### PROBLEM:
Without omitting anything, retype the data that follows.

### INPUT:
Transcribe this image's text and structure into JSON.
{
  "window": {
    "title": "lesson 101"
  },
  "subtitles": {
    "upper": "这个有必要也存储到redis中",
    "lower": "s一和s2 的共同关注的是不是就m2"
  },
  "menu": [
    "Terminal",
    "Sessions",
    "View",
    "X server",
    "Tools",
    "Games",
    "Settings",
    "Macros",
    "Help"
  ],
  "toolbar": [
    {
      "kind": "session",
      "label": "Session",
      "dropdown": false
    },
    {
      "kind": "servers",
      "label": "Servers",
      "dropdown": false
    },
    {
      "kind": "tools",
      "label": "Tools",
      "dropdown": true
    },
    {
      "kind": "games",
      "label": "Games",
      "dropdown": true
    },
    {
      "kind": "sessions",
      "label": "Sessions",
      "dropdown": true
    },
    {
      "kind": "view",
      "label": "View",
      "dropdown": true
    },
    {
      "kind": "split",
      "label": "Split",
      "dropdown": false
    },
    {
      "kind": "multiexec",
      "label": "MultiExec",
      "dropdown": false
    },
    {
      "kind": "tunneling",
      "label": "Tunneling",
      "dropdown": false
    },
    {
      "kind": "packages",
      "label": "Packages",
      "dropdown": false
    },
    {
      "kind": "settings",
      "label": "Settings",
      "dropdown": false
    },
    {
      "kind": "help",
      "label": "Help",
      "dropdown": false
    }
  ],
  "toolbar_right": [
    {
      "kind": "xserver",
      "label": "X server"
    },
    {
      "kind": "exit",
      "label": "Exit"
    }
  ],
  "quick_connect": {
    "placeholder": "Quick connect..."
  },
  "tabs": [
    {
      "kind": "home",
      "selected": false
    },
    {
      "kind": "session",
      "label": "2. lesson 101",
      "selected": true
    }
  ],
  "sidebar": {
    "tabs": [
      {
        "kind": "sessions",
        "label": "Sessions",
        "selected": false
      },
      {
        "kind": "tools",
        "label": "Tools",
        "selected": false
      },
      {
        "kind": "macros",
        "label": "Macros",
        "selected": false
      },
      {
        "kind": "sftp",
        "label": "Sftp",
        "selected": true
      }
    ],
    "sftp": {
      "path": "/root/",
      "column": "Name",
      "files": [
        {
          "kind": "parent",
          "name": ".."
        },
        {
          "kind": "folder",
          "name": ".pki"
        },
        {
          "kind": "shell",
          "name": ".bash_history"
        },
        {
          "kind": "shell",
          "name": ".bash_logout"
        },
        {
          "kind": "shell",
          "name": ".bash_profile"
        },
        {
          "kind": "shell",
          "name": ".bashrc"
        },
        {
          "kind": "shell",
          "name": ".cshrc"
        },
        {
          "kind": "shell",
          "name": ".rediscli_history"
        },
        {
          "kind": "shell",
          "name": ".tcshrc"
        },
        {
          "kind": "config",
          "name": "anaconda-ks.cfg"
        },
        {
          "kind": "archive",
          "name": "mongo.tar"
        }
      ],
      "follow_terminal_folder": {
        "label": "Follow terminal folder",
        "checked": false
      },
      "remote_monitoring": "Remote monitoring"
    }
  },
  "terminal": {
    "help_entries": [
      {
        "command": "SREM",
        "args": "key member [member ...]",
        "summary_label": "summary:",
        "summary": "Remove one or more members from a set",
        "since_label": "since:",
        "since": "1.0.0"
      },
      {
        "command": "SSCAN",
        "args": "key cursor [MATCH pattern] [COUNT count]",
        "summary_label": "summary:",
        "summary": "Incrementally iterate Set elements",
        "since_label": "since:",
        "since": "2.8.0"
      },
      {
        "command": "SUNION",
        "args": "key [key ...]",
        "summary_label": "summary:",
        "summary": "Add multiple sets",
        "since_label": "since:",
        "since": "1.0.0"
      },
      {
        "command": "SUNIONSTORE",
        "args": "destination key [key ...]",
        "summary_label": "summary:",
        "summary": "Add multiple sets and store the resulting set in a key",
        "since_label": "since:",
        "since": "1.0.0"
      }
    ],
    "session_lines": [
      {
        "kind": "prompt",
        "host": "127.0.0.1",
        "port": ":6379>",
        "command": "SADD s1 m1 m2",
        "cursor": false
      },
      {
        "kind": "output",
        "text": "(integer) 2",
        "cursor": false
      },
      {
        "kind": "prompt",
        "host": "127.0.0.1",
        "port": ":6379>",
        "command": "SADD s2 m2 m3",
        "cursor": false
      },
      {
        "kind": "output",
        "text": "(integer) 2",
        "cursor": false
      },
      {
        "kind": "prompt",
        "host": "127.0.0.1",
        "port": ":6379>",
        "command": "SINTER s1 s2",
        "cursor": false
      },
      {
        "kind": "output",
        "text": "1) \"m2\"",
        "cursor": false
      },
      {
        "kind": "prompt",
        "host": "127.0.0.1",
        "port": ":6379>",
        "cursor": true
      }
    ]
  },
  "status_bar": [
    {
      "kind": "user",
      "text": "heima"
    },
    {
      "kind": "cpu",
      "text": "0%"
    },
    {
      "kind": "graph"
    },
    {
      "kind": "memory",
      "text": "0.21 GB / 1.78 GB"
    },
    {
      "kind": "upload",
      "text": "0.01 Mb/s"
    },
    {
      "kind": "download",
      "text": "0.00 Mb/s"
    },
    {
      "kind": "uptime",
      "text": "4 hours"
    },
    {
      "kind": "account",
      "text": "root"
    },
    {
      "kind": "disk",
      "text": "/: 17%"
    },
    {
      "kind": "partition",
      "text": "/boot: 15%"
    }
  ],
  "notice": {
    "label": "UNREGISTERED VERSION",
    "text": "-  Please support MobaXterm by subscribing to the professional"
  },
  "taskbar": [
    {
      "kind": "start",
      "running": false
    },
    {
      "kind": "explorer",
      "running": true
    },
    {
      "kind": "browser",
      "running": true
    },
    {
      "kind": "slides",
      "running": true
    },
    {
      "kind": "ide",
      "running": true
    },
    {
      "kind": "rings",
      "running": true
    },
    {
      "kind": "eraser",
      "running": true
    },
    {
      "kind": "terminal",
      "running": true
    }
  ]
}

### TASK RESULT:
Transcribe this image's text and structure into JSON.
{
  "window": {
    "title": "lesson 101"
  },
  "subtitles": {
    "upper": "这个有必要也存储到redis中",
    "lower": "s一和s2 的共同关注的是不是就m2"
  },
  "menu": [
    "Terminal",
    "Sessions",
    "View",
    "X server",
    "Tools",
    "Games",
    "Settings",
    "Macros",
    "Help"
  ],
  "toolbar": [
    {
      "kind": "session",
      "label": "Session",
      "dropdown": false
    },
    {
      "kind": "servers",
      "label": "Servers",
      "dropdown": false
    },
    {
      "kind": "tools",
      "label": "Tools",
      "dropdown": true
    },
    {
      "kind": "games",
      "label": "Games",
      "dropdown": true
    },
    {
      "kind": "sessions",
      "label": "Sessions",
      "dropdown": true
    },
    {
      "kind": "view",
      "label": "View",
      "dropdown": true
    },
    {
      "kind": "split",
      "label": "Split",
      "dropdown": false
    },
    {
      "kind": "multiexec",
      "label": "MultiExec",
      "dropdown": false
    },
    {
      "kind": "tunneling",
      "label": "Tunneling",
      "dropdown": false
    },
    {
      "kind": "packages",
      "label": "Packages",
      "dropdown": false
    },
    {
      "kind": "settings",
      "label": "Settings",
      "dropdown": false
    },
    {
      "kind": "help",
      "label": "Help",
      "dropdown": false
    }
  ],
  "toolbar_right": [
    {
      "kind": "xserver",
      "label": "X server"
    },
    {
      "kind": "exit",
      "label": "Exit"
    }
  ],
  "quick_connect": {
    "placeholder": "Quick connect..."
  },
  "tabs": [
    {
      "kind": "home",
      "selected": false
    },
    {
      "kind": "session",
      "label": "2. lesson 101",
      "selected": true
    }
  ],
  "sidebar": {
    "tabs": [
      {
        "kind": "sessions",
        "label": "Sessions",
        "selected": false
      },
      {
        "kind": "tools",
        "label": "Tools",
        "selected": false
      },
      {
        "kind": "macros",
        "label": "Macros",
        "selected": false
      },
      {
        "kind": "sftp",
        "label": "Sftp",
        "selected": true
      }
    ],
    "sftp": {
      "path": "/root/",
      "column": "Name",
      "files": [
        {
          "kind": "parent",
          "name": ".."
        },
        {
          "kind": "folder",
          "name": ".pki"
        },
        {
          "kind": "shell",
          "name": ".bash_history"
        },
        {
          "kind": "shell",
          "name": ".bash_logout"
        },
        {
          "kind": "shell",
          "name": ".bash_profile"
        },
        {
          "kind": "shell",
          "name": ".bashrc"
        },
        {
          "kind": "shell",
          "name": ".cshrc"
        },
        {
          "kind": "shell",
          "name": ".rediscli_history"
        },
        {
          "kind": "shell",
          "name": ".tcshrc"
        },
        {
          "kind": "config",
          "name": "anaconda-ks.cfg"
        },
        {
          "kind": "archive",
          "name": "mongo.tar"
        }
      ],
      "follow_terminal_folder": {
        "label": "Follow terminal folder",
        "checked": false
      },
      "remote_monitoring": "Remote monitoring"
    }
  },
  "terminal": {
    "help_entries": [
      {
        "command": "SREM",
        "args": "key member [member ...]",
        "summary_label": "summary:",
        "summary": "Remove one or more members from a set",
        "since_label": "since:",
        "since": "1.0.0"
      },
      {
        "command": "SSCAN",
        "args": "key cursor [MATCH pattern] [COUNT count]",
        "summary_label": "summary:",
        "summary": "Incrementally iterate Set elements",
        "since_label": "since:",
        "since": "2.8.0"
      },
      {
        "command": "SUNION",
        "args": "key [key ...]",
        "summary_label": "summary:",
        "summary": "Add multiple sets",
        "since_label": "since:",
        "since": "1.0.0"
      },
      {
        "command": "SUNIONSTORE",
        "args": "destination key [key ...]",
        "summary_label": "summary:",
        "summary": "Add multiple sets and store the resulting set in a key",
        "since_label": "since:",
        "since": "1.0.0"
      }
    ],
    "session_lines": [
      {
        "kind": "prompt",
        "host": "127.0.0.1",
        "port": ":6379>",
        "command": "SADD s1 m1 m2",
        "cursor": false
      },
      {
        "kind": "output",
        "text": "(integer) 2",
        "cursor": false
      },
      {
        "kind": "prompt",
        "host": "127.0.0.1",
        "port": ":6379>",
        "command": "SADD s2 m2 m3",
        "cursor": false
      },
      {
        "kind": "output",
        "text": "(integer) 2",
        "cursor": false
      },
      {
        "kind": "prompt",
        "host": "127.0.0.1",
        "port": ":6379>",
        "command": "SINTER s1 s2",
        "cursor": false
      },
      {
        "kind": "output",
        "text": "1) \"m2\"",
        "cursor": false
      },
      {
        "kind": "prompt",
        "host": "127.0.0.1",
        "port": ":6379>",
        "cursor": true
      }
    ]
  },
  "status_bar": [
    {
      "kind": "user",
      "text": "heima"
    },
    {
      "kind": "cpu",
      "text": "0%"
    },
    {
      "kind": "graph"
    },
    {
      "kind": "memory",
      "text": "0.21 GB / 1.78 GB"
    },
    {
      "kind": "upload",
      "text": "0.01 Mb/s"
    },
    {
      "kind": "download",
      "text": "0.00 Mb/s"
    },
    {
      "kind": "uptime",
      "text": "4 hours"
    },
    {
      "kind": "account",
      "text": "root"
    },
    {
      "kind": "disk",
      "text": "/: 17%"
    },
    {
      "kind": "partition",
      "text": "/boot: 15%"
    }
  ],
  "notice": {
    "label": "UNREGISTERED VERSION",
    "text": "-  Please support MobaXterm by subscribing to the professional"
  },
  "taskbar": [
    {
      "kind": "start",
      "running": false
    },
    {
      "kind": "explorer",
      "running": true
    },
    {
      "kind": "browser",
      "running": true
    },
    {
      "kind": "slides",
      "running": true
    },
    {
      "kind": "ide",
      "running": true
    },
    {
      "kind": "rings",
      "running": true
    },
    {
      "kind": "eraser",
      "running": true
    },
    {
      "kind": "terminal",
      "running": true
    }
  ]
}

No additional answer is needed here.